> [WHAT YOU ARE ASKED TO DO]:
Below is the data. Give it again, complete and exact.

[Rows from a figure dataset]
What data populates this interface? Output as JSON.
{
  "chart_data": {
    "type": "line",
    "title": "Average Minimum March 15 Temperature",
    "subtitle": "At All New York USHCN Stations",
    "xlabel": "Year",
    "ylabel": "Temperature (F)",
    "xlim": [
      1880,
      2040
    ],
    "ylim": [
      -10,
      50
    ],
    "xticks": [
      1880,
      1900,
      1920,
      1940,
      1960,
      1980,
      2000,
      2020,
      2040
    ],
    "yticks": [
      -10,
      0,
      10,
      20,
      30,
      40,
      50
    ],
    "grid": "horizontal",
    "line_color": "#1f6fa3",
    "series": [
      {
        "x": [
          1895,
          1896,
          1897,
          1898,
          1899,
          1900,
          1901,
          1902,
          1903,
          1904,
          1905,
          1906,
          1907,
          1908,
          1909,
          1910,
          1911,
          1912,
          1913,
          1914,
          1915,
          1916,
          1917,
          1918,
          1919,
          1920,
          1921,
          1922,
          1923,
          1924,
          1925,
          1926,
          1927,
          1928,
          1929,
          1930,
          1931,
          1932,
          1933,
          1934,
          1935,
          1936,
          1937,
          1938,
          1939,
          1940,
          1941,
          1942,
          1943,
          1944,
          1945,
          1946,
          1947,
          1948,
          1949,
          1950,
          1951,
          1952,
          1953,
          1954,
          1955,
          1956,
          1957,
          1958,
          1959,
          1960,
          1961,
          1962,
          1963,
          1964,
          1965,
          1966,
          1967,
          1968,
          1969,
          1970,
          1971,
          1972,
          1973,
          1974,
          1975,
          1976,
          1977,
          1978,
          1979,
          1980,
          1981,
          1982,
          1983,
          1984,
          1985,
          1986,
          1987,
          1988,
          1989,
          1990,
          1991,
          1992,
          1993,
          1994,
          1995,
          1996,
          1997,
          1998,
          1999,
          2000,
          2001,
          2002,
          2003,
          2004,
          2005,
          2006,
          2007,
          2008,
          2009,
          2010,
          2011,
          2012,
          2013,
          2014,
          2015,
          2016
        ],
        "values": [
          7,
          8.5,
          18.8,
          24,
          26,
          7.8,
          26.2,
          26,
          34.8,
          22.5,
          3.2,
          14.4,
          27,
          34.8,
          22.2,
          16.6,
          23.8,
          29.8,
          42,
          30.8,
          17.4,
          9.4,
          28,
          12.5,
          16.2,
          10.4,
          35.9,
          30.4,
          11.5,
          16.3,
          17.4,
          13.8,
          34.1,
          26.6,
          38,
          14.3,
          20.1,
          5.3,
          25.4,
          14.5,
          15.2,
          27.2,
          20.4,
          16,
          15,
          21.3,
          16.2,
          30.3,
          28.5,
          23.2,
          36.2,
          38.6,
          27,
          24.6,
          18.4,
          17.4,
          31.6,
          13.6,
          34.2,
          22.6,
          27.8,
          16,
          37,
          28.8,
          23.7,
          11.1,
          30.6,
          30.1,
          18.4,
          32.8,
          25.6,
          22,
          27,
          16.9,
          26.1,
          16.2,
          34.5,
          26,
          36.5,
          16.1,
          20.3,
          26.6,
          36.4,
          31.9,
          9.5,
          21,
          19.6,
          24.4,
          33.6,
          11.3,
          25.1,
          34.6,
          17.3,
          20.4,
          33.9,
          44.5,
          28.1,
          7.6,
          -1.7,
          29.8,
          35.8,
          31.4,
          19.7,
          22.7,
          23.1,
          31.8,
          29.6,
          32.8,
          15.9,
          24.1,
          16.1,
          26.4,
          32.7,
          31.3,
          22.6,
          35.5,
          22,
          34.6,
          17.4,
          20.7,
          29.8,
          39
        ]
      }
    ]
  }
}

> [COMPLETE ANSWER]:
What data populates this interface? Output as JSON.
{
  "chart_data": {
    "type": "line",
    "title": "Average Minimum March 15 Temperature",
    "subtitle": "At All New York USHCN Stations",
    "xlabel": "Year",
    "ylabel": "Temperature (F)",
    "xlim": [
      1880,
      2040
    ],
    "ylim": [
      -10,
      50
    ],
    "xticks": [
      1880,
      1900,
      1920,
      1940,
      1960,
      1980,
      2000,
      2020,
      2040
    ],
    "yticks": [
      -10,
      0,
      10,
      20,
      30,
      40,
      50
    ],
    "grid": "horizontal",
    "line_color": "#1f6fa3",
    "series": [
      {
        "x": [
          1895,
          1896,
          1897,
          1898,
          1899,
          1900,
          1901,
          1902,
          1903,
          1904,
          1905,
          1906,
          1907,
          1908,
          1909,
          1910,
          1911,
          1912,
          1913,
          1914,
          1915,
          1916,
          1917,
          1918,
          1919,
          1920,
          1921,
          1922,
          1923,
          1924,
          1925,
          1926,
          1927,
          1928,
          1929,
          1930,
          1931,
          1932,
          1933,
          1934,
          1935,
          1936,
          1937,
          1938,
          1939,
          1940,
          1941,
          1942,
          1943,
          1944,
          1945,
          1946,
          1947,
          1948,
          1949,
          1950,
          1951,
          1952,
          1953,
          1954,
          1955,
          1956,
          1957,
          1958,
          1959,
          1960,
          1961,
          1962,
          1963,
          1964,
          1965,
          1966,
          1967,
          1968,
          1969,
          1970,
          1971,
          1972,
          1973,
          1974,
          1975,
          1976,
          1977,
          1978,
          1979,
          1980,
          1981,
          1982,
          1983,
          1984,
          1985,
          1986,
          1987,
          1988,
          1989,
          1990,
          1991,
          1992,
          1993,
          1994,
          1995,
          1996,
          1997,
          1998,
          1999,
          2000,
          2001,
          2002,
          2003,
          2004,
          2005,
          2006,
          2007,
          2008,
          2009,
          2010,
          2011,
          2012,
          2013,
          2014,
          2015,
          2016
        ],
        "values": [
          7,
          8.5,
          18.8,
          24,
          26,
          7.8,
          26.2,
          26,
          34.8,
          22.5,
          3.2,
          14.4,
          27,
          34.8,
          22.2,
          16.6,
          23.8,
          29.8,
          42,
          30.8,
          17.4,
          9.4,
          28,
          12.5,
          16.2,
          10.4,
          35.9,
          30.4,
          11.5,
          16.3,
          17.4,
          13.8,
          34.1,
          26.6,
          38,
          14.3,
          20.1,
          5.3,
          25.4,
          14.5,
          15.2,
          27.2,
          20.4,
          16,
          15,
          21.3,
          16.2,
          30.3,
          28.5,
          23.2,
          36.2,
          38.6,
          27,
          24.6,
          18.4,
          17.4,
          31.6,
          13.6,
          34.2,
          22.6,
          27.8,
          16,
          37,
          28.8,
          23.7,
          11.1,
          30.6,
          30.1,
          18.4,
          32.8,
          25.6,
          22,
          27,
          16.9,
          26.1,
          16.2,
          34.5,
          26,
          36.5,
          16.1,
          20.3,
          26.6,
          36.4,
          31.9,
          9.5,
          21,
          19.6,
          24.4,
          33.6,
          11.3,
          25.1,
          34.6,
          17.3,
          20.4,
          33.9,
          44.5,
          28.1,
          7.6,
          -1.7,
          29.8,
          35.8,
          31.4,
          19.7,
          22.7,
          23.1,
          31.8,
          29.6,
          32.8,
          15.9,
          24.1,
          16.1,
          26.4,
          32.7,
          31.3,
          22.6,
          35.5,
          22,
          34.6,
          17.4,
          20.7,
          29.8,
          39
        ]
      }
    ]
  }
}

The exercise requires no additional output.